TASK DESCRIPTION: Copy every record below, exactly as written.

DATASET:
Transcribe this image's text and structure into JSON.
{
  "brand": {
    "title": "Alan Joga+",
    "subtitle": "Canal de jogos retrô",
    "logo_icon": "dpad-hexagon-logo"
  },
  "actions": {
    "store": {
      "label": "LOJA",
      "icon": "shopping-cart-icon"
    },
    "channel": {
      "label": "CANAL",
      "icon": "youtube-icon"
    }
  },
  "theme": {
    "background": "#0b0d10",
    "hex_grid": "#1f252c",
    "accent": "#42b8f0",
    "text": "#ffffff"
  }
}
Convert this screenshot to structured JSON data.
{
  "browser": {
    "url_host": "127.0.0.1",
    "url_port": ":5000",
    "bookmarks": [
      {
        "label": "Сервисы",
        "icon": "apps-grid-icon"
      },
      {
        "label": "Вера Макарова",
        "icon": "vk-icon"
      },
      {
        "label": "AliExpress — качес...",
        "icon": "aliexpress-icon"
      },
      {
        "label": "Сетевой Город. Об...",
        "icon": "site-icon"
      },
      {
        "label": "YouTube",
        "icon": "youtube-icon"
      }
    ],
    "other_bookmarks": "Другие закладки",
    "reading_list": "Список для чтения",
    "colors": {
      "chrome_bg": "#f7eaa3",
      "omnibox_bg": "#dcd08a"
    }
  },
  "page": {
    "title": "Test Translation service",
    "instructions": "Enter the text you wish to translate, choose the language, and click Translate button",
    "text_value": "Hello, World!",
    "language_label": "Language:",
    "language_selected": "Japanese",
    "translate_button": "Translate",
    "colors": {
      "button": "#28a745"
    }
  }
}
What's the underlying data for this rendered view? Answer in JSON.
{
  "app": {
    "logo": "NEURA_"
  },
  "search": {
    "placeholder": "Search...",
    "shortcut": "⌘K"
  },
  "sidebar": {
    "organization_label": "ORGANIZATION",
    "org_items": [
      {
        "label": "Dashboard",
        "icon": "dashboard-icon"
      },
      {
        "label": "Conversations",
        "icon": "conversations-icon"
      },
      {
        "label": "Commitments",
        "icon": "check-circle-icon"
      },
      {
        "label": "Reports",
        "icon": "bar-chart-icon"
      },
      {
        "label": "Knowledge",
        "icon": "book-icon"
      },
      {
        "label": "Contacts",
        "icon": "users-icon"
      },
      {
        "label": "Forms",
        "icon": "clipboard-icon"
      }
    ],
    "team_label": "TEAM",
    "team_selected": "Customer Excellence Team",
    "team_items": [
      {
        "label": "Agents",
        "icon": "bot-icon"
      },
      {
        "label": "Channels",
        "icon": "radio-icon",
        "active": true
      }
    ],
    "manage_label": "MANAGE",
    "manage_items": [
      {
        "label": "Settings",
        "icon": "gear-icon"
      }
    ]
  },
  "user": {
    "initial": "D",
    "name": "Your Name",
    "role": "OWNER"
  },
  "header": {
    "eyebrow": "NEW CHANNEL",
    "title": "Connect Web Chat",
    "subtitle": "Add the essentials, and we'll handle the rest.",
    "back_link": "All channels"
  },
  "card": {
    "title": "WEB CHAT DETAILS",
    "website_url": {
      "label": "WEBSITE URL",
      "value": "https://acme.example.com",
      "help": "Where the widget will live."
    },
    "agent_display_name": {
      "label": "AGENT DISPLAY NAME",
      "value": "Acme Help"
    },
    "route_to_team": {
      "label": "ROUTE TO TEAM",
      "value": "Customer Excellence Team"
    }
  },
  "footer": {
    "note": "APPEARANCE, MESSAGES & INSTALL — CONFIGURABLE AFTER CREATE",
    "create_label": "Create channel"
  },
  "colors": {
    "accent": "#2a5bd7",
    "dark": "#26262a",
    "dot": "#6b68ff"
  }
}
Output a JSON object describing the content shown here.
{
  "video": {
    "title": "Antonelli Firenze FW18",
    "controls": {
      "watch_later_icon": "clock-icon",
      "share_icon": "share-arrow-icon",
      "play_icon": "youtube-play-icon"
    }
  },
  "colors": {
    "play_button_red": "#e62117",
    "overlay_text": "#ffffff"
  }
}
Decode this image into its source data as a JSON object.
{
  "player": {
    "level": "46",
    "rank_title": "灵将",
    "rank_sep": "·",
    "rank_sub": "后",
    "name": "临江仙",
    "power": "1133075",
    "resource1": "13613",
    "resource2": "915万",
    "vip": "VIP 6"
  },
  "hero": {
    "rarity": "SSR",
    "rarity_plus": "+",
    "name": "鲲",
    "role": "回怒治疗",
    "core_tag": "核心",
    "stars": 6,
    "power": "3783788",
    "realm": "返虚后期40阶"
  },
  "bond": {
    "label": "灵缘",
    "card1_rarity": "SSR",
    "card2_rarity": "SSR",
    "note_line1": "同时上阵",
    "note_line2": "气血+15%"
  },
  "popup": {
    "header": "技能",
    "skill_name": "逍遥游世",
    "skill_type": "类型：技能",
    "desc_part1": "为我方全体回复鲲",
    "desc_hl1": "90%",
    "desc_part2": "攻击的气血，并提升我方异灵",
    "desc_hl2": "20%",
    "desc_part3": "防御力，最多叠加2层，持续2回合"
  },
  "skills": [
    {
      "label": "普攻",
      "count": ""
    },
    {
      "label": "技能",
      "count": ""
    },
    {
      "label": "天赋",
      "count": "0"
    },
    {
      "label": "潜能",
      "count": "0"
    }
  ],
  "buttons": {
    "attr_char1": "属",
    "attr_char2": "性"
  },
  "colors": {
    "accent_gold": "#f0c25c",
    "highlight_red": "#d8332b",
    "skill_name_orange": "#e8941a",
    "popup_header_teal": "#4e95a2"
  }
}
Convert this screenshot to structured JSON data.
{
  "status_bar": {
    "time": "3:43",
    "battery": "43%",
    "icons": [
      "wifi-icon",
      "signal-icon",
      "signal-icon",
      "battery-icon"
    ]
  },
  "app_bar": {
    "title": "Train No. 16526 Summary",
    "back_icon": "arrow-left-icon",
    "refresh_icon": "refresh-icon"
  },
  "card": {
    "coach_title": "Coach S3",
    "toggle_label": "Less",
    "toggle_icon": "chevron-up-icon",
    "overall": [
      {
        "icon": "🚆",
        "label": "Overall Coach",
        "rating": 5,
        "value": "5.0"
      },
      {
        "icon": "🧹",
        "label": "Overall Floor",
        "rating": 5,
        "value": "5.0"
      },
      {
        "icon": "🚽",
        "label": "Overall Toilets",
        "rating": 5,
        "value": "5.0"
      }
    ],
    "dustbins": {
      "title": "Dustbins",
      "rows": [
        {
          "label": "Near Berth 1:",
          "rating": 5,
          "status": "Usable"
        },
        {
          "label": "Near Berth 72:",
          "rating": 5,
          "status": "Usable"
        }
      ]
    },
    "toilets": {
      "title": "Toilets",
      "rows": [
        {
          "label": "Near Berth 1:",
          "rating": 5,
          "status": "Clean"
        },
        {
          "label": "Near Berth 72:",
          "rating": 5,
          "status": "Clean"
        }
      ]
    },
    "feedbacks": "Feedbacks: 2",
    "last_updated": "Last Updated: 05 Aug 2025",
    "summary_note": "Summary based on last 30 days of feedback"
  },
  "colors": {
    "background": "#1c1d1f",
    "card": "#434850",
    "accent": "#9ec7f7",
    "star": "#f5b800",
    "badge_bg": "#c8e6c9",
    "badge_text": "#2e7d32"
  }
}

REPLY:
Transcribe this image's text and structure into JSON.
{
  "brand": {
    "title": "Alan Joga+",
    "subtitle": "Canal de jogos retrô",
    "logo_icon": "dpad-hexagon-logo"
  },
  "actions": {
    "store": {
      "label": "LOJA",
      "icon": "shopping-cart-icon"
    },
    "channel": {
      "label": "CANAL",
      "icon": "youtube-icon"
    }
  },
  "theme": {
    "background": "#0b0d10",
    "hex_grid": "#1f252c",
    "accent": "#42b8f0",
    "text": "#ffffff"
  }
}
Convert this screenshot to structured JSON data.
{
  "browser": {
    "url_host": "127.0.0.1",
    "url_port": ":5000",
    "bookmarks": [
      {
        "label": "Сервисы",
        "icon": "apps-grid-icon"
      },
      {
        "label": "Вера Макарова",
        "icon": "vk-icon"
      },
      {
        "label": "AliExpress — качес...",
        "icon": "aliexpress-icon"
      },
      {
        "label": "Сетевой Город. Об...",
        "icon": "site-icon"
      },
      {
        "label": "YouTube",
        "icon": "youtube-icon"
      }
    ],
    "other_bookmarks": "Другие закладки",
    "reading_list": "Список для чтения",
    "colors": {
      "chrome_bg": "#f7eaa3",
      "omnibox_bg": "#dcd08a"
    }
  },
  "page": {
    "title": "Test Translation service",
    "instructions": "Enter the text you wish to translate, choose the language, and click Translate button",
    "text_value": "Hello, World!",
    "language_label": "Language:",
    "language_selected": "Japanese",
    "translate_button": "Translate",
    "colors": {
      "button": "#28a745"
    }
  }
}
What's the underlying data for this rendered view? Answer in JSON.
{
  "app": {
    "logo": "NEURA_"
  },
  "search": {
    "placeholder": "Search...",
    "shortcut": "⌘K"
  },
  "sidebar": {
    "organization_label": "ORGANIZATION",
    "org_items": [
      {
        "label": "Dashboard",
        "icon": "dashboard-icon"
      },
      {
        "label": "Conversations",
        "icon": "conversations-icon"
      },
      {
        "label": "Commitments",
        "icon": "check-circle-icon"
      },
      {
        "label": "Reports",
        "icon": "bar-chart-icon"
      },
      {
        "label": "Knowledge",
        "icon": "book-icon"
      },
      {
        "label": "Contacts",
        "icon": "users-icon"
      },
      {
        "label": "Forms",
        "icon": "clipboard-icon"
      }
    ],
    "team_label": "TEAM",
    "team_selected": "Customer Excellence Team",
    "team_items": [
      {
        "label": "Agents",
        "icon": "bot-icon"
      },
      {
        "label": "Channels",
        "icon": "radio-icon",
        "active": true
      }
    ],
    "manage_label": "MANAGE",
    "manage_items": [
      {
        "label": "Settings",
        "icon": "gear-icon"
      }
    ]
  },
  "user": {
    "initial": "D",
    "name": "Your Name",
    "role": "OWNER"
  },
  "header": {
    "eyebrow": "NEW CHANNEL",
    "title": "Connect Web Chat",
    "subtitle": "Add the essentials, and we'll handle the rest.",
    "back_link": "All channels"
  },
  "card": {
    "title": "WEB CHAT DETAILS",
    "website_url": {
      "label": "WEBSITE URL",
      "value": "https://acme.example.com",
      "help": "Where the widget will live."
    },
    "agent_display_name": {
      "label": "AGENT DISPLAY NAME",
      "value": "Acme Help"
    },
    "route_to_team": {
      "label": "ROUTE TO TEAM",
      "value": "Customer Excellence Team"
    }
  },
  "footer": {
    "note": "APPEARANCE, MESSAGES & INSTALL — CONFIGURABLE AFTER CREATE",
    "create_label": "Create channel"
  },
  "colors": {
    "accent": "#2a5bd7",
    "dark": "#26262a",
    "dot": "#6b68ff"
  }
}
Output a JSON object describing the content shown here.
{
  "video": {
    "title": "Antonelli Firenze FW18",
    "controls": {
      "watch_later_icon": "clock-icon",
      "share_icon": "share-arrow-icon",
      "play_icon": "youtube-play-icon"
    }
  },
  "colors": {
    "play_button_red": "#e62117",
    "overlay_text": "#ffffff"
  }
}
Decode this image into its source data as a JSON object.
{
  "player": {
    "level": "46",
    "rank_title": "灵将",
    "rank_sep": "·",
    "rank_sub": "后",
    "name": "临江仙",
    "power": "1133075",
    "resource1": "13613",
    "resource2": "915万",
    "vip": "VIP 6"
  },
  "hero": {
    "rarity": "SSR",
    "rarity_plus": "+",
    "name": "鲲",
    "role": "回怒治疗",
    "core_tag": "核心",
    "stars": 6,
    "power": "3783788",
    "realm": "返虚后期40阶"
  },
  "bond": {
    "label": "灵缘",
    "card1_rarity": "SSR",
    "card2_rarity": "SSR",
    "note_line1": "同时上阵",
    "note_line2": "气血+15%"
  },
  "popup": {
    "header": "技能",
    "skill_name": "逍遥游世",
    "skill_type": "类型：技能",
    "desc_part1": "为我方全体回复鲲",
    "desc_hl1": "90%",
    "desc_part2": "攻击的气血，并提升我方异灵",
    "desc_hl2": "20%",
    "desc_part3": "防御力，最多叠加2层，持续2回合"
  },
  "skills": [
    {
      "label": "普攻",
      "count": ""
    },
    {
      "label": "技能",
      "count": ""
    },
    {
      "label": "天赋",
      "count": "0"
    },
    {
      "label": "潜能",
      "count": "0"
    }
  ],
  "buttons": {
    "attr_char1": "属",
    "attr_char2": "性"
  },
  "colors": {
    "accent_gold": "#f0c25c",
    "highlight_red": "#d8332b",
    "skill_name_orange": "#e8941a",
    "popup_header_teal": "#4e95a2"
  }
}
Convert this screenshot to structured JSON data.
{
  "status_bar": {
    "time": "3:43",
    "battery": "43%",
    "icons": [
      "wifi-icon",
      "signal-icon",
      "signal-icon",
      "battery-icon"
    ]
  },
  "app_bar": {
    "title": "Train No. 16526 Summary",
    "back_icon": "arrow-left-icon",
    "refresh_icon": "refresh-icon"
  },
  "card": {
    "coach_title": "Coach S3",
    "toggle_label": "Less",
    "toggle_icon": "chevron-up-icon",
    "overall": [
      {
        "icon": "🚆",
        "label": "Overall Coach",
        "rating": 5,
        "value": "5.0"
      },
      {
        "icon": "🧹",
        "label": "Overall Floor",
        "rating": 5,
        "value": "5.0"
      },
      {
        "icon": "🚽",
        "label": "Overall Toilets",
        "rating": 5,
        "value": "5.0"
      }
    ],
    "dustbins": {
      "title": "Dustbins",
      "rows": [
        {
          "label": "Near Berth 1:",
          "rating": 5,
          "status": "Usable"
        },
        {
          "label": "Near Berth 72:",
          "rating": 5,
          "status": "Usable"
        }
      ]
    },
    "toilets": {
      "title": "Toilets",
      "rows": [
        {
          "label": "Near Berth 1:",
          "rating": 5,
          "status": "Clean"
        },
        {
          "label": "Near Berth 72:",
          "rating": 5,
          "status": "Clean"
        }
      ]
    },
    "feedbacks": "Feedbacks: 2",
    "last_updated": "Last Updated: 05 Aug 2025",
    "summary_note": "Summary based on last 30 days of feedback"
  },
  "colors": {
    "background": "#1c1d1f",
    "card": "#434850",
    "accent": "#9ec7f7",
    "star": "#f5b800",
    "badge_bg": "#c8e6c9",
    "badge_text": "#2e7d32"
  }
}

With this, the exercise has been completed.